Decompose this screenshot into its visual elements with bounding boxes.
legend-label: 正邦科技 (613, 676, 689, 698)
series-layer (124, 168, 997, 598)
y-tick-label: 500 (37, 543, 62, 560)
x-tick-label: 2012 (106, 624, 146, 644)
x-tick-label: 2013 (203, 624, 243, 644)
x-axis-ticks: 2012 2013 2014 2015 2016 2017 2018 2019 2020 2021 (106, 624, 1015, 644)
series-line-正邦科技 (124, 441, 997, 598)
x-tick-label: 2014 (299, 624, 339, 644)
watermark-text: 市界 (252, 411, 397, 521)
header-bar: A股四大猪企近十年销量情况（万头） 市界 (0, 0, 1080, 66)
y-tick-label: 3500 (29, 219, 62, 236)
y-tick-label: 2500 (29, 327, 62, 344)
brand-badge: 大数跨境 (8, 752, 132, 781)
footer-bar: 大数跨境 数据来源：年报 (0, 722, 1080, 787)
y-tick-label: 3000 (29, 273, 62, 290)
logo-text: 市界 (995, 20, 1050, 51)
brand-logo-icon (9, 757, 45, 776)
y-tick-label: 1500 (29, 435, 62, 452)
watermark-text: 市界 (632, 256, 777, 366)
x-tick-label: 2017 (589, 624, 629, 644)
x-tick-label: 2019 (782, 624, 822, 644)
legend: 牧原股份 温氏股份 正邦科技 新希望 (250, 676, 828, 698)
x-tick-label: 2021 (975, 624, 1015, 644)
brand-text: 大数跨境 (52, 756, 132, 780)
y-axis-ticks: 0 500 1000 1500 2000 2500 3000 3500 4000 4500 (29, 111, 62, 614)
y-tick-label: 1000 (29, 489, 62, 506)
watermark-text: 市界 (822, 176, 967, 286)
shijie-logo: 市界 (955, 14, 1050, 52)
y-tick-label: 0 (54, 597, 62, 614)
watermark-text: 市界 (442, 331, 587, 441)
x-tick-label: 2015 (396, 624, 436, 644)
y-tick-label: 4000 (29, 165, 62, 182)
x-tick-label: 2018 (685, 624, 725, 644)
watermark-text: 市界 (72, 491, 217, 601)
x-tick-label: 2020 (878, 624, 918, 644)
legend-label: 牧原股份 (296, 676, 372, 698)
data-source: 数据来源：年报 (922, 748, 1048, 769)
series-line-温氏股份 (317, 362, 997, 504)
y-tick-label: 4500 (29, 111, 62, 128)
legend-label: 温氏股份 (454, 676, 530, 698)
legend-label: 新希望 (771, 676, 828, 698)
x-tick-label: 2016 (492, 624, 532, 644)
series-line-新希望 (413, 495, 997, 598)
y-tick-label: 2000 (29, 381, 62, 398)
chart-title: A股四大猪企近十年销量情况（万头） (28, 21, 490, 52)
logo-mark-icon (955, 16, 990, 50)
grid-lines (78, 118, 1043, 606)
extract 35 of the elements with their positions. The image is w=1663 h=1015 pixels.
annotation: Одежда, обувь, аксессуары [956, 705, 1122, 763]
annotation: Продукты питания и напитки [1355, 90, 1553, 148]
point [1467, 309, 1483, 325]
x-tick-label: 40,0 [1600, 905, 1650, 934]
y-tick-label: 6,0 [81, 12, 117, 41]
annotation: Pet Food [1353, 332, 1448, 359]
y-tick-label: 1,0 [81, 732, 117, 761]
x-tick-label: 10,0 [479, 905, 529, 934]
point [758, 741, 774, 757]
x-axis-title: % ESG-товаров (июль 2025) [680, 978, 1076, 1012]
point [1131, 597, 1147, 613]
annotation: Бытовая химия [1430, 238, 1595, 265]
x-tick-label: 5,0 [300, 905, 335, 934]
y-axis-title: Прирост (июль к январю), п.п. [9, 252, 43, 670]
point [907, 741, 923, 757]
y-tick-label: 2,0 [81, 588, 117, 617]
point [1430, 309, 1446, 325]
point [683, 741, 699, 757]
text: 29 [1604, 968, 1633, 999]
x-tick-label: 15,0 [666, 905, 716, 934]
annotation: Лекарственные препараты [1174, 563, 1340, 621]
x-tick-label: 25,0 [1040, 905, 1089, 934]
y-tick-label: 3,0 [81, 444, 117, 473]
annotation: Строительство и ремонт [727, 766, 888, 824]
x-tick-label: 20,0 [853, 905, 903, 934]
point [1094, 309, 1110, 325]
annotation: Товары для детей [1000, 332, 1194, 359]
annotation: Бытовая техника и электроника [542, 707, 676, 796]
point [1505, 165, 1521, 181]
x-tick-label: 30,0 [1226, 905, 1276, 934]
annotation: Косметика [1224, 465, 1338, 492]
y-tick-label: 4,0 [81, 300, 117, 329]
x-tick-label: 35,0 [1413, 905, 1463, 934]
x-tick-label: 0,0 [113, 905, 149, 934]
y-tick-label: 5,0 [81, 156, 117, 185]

━━━

**Exercise**
Arrange the lines of the entries, from the first one through the line containing "series-line-温氏股份 (317, 362, 997, 504)", as a JSON list of strings with one string per line, leaving out any blank lines.

**Completed task**
[
  "Decompose this screenshot into its visual elements with bounding boxes.",
  "legend-label: 正邦科技 (613, 676, 689, 698)",
  "series-layer (124, 168, 997, 598)",
  "y-tick-label: 500 (37, 543, 62, 560)",
  "x-tick-label: 2012 (106, 624, 146, 644)",
  "x-tick-label: 2013 (203, 624, 243, 644)",
  "x-axis-ticks: 2012 2013 2014 2015 2016 2017 2018 2019 2020 2021 (106, 624, 1015, 644)",
  "series-line-正邦科技 (124, 441, 997, 598)",
  "x-tick-label: 2014 (299, 624, 339, 644)",
  "watermark-text: 市界 (252, 411, 397, 521)",
  "header-bar: A股四大猪企近十年销量情况（万头） 市界 (0, 0, 1080, 66)",
  "y-tick-label: 3500 (29, 219, 62, 236)",
  "y-tick-label: 2500 (29, 327, 62, 344)",
  "brand-badge: 大数跨境 (8, 752, 132, 781)",
  "footer-bar: 大数跨境 数据来源：年报 (0, 722, 1080, 787)",
  "y-tick-label: 3000 (29, 273, 62, 290)",
  "logo-text: 市界 (995, 20, 1050, 51)",
  "brand-logo-icon (9, 757, 45, 776)",
  "y-tick-label: 1500 (29, 435, 62, 452)",
  "watermark-text: 市界 (632, 256, 777, 366)",
  "x-tick-label: 2017 (589, 624, 629, 644)",
  "x-tick-label: 2019 (782, 624, 822, 644)",
  "legend: 牧原股份 温氏股份 正邦科技 新希望 (250, 676, 828, 698)",
  "x-tick-label: 2021 (975, 624, 1015, 644)",
  "brand-text: 大数跨境 (52, 756, 132, 780)",
  "y-axis-ticks: 0 500 1000 1500 2000 2500 3000 3500 4000 4500 (29, 111, 62, 614)",
  "y-tick-label: 1000 (29, 489, 62, 506)",
  "watermark-text: 市界 (822, 176, 967, 286)",
  "shijie-logo: 市界 (955, 14, 1050, 52)",
  "y-tick-label: 0 (54, 597, 62, 614)",
  "watermark-text: 市界 (442, 331, 587, 441)",
  "x-tick-label: 2015 (396, 624, 436, 644)",
  "y-tick-label: 4000 (29, 165, 62, 182)",
  "x-tick-label: 2018 (685, 624, 725, 644)",
  "watermark-text: 市界 (72, 491, 217, 601)",
  "x-tick-label: 2020 (878, 624, 918, 644)",
  "legend-label: 牧原股份 (296, 676, 372, 698)",
  "data-source: 数据来源：年报 (922, 748, 1048, 769)",
  "series-line-温氏股份 (317, 362, 997, 504)"
]